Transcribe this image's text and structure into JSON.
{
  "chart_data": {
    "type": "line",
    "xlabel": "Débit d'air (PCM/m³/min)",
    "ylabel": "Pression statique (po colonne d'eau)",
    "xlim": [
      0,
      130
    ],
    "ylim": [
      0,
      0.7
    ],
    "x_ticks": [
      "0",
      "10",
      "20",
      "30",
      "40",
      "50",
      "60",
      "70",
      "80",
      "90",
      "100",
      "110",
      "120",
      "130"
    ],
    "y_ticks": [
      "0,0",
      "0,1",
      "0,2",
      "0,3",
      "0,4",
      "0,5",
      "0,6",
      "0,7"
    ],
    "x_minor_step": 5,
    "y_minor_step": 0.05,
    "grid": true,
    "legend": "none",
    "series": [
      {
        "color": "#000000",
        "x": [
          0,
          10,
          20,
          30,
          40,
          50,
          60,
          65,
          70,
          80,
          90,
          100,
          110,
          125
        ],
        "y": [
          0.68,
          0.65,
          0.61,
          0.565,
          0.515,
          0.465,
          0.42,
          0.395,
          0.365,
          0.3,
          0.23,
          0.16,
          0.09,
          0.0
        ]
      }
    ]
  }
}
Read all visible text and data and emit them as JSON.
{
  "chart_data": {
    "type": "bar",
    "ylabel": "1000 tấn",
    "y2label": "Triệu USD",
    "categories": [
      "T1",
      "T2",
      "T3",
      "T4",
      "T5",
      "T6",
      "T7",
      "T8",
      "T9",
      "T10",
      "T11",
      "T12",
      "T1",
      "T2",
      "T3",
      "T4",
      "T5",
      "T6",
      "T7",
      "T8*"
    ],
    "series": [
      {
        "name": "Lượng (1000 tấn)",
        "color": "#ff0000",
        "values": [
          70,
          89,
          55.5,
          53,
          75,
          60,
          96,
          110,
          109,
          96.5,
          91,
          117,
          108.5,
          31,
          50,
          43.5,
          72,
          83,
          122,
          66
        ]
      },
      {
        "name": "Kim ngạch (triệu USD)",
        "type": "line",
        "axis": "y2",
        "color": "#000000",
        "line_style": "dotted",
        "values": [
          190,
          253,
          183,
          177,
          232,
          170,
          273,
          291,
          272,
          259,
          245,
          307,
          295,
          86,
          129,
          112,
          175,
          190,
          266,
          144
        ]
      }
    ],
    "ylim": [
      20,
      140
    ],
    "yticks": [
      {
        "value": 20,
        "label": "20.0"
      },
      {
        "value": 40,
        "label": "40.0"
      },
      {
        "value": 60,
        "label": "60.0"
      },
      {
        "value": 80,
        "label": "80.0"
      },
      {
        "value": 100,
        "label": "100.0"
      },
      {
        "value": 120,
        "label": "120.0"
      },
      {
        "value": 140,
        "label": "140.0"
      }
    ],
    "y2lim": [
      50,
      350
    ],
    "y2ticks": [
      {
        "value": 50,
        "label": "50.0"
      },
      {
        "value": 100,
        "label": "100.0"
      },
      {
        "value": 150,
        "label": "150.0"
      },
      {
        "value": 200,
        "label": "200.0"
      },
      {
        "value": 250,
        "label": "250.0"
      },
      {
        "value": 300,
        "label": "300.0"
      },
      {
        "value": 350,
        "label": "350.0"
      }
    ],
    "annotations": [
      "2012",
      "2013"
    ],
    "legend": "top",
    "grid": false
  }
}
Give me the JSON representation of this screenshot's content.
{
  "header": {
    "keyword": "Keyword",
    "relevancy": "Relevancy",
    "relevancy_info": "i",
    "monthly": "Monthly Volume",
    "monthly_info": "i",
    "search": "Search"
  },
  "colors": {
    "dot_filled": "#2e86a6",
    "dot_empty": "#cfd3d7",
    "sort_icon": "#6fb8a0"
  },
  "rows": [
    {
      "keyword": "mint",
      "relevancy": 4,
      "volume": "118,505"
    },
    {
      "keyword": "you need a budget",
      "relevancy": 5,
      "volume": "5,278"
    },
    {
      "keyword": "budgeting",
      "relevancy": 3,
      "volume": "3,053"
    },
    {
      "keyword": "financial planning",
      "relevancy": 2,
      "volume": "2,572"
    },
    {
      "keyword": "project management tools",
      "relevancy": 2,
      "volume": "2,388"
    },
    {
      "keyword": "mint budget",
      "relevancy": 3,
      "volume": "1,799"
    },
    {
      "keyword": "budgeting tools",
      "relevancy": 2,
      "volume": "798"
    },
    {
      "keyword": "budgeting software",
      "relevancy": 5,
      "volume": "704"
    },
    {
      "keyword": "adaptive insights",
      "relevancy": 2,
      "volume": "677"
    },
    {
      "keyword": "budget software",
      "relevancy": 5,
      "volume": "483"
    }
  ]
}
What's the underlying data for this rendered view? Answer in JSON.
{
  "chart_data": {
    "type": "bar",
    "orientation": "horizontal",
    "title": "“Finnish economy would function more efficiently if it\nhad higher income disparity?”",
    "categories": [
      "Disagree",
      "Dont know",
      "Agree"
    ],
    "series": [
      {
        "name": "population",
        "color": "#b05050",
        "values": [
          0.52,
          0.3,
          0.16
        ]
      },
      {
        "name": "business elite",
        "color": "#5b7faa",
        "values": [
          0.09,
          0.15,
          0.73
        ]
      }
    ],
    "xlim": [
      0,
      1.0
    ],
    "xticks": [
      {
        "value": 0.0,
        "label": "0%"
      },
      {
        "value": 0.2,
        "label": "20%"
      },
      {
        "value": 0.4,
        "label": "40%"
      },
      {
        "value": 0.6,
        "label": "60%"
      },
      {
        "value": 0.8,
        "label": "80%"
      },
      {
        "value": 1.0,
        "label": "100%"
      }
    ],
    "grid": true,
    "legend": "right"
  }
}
# # # # # # #
▸ TASK DESCRIPTION:
Look through the entries above; copy every line holding the string "ylabel".

▸ SOLUTION TO THIS EXERCISE:
    "ylabel": "Pression statique (po colonne d'eau)",
    "ylabel": "1000 tấn",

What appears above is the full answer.